═══ Data records ═══

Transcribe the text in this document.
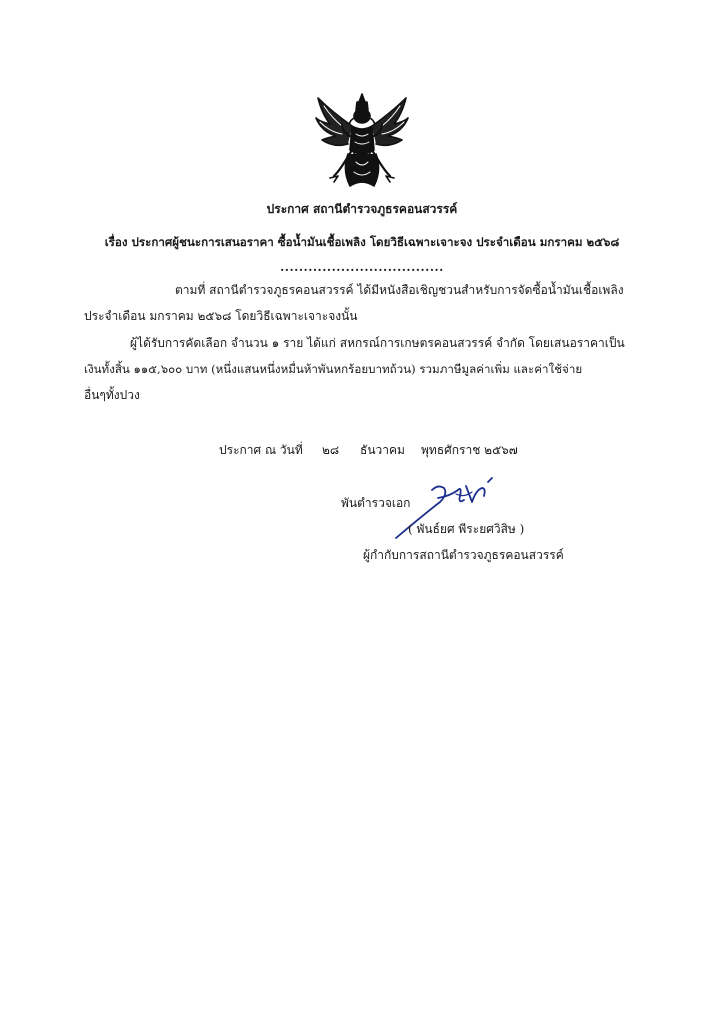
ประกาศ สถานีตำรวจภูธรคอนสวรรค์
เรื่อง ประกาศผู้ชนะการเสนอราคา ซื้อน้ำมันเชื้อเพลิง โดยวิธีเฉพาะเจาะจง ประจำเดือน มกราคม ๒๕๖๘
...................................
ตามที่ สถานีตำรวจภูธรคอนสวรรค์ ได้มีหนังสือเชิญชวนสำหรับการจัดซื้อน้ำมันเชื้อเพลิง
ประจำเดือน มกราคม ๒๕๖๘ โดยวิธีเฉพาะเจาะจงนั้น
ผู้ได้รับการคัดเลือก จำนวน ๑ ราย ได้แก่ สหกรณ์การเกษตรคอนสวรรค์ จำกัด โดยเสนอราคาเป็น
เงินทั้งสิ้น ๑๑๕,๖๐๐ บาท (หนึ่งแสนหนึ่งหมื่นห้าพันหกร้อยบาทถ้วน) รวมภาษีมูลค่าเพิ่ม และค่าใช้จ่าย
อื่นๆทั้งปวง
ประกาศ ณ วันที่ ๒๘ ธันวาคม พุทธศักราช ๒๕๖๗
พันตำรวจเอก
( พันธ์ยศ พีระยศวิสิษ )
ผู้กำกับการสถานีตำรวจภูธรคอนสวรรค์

═══

Stated exercise: Take the records above and transcribe them exactly, dropping every picture.

Written response:
Transcribe the text in this document.
ประกาศ สถานีตำรวจภูธรคอนสวรรค์
เรื่อง ประกาศผู้ชนะการเสนอราคา ซื้อน้ำมันเชื้อเพลิง โดยวิธีเฉพาะเจาะจง ประจำเดือน มกราคม ๒๕๖๘
...................................
ตามที่ สถานีตำรวจภูธรคอนสวรรค์ ได้มีหนังสือเชิญชวนสำหรับการจัดซื้อน้ำมันเชื้อเพลิง
ประจำเดือน มกราคม ๒๕๖๘ โดยวิธีเฉพาะเจาะจงนั้น
ผู้ได้รับการคัดเลือก จำนวน ๑ ราย ได้แก่ สหกรณ์การเกษตรคอนสวรรค์ จำกัด โดยเสนอราคาเป็น
เงินทั้งสิ้น ๑๑๕,๖๐๐ บาท (หนึ่งแสนหนึ่งหมื่นห้าพันหกร้อยบาทถ้วน) รวมภาษีมูลค่าเพิ่ม และค่าใช้จ่าย
อื่นๆทั้งปวง
ประกาศ ณ วันที่ ๒๘ ธันวาคม พุทธศักราช ๒๕๖๗
พันตำรวจเอก
( พันธ์ยศ พีระยศวิสิษ )
ผู้กำกับการสถานีตำรวจภูธรคอนสวรรค์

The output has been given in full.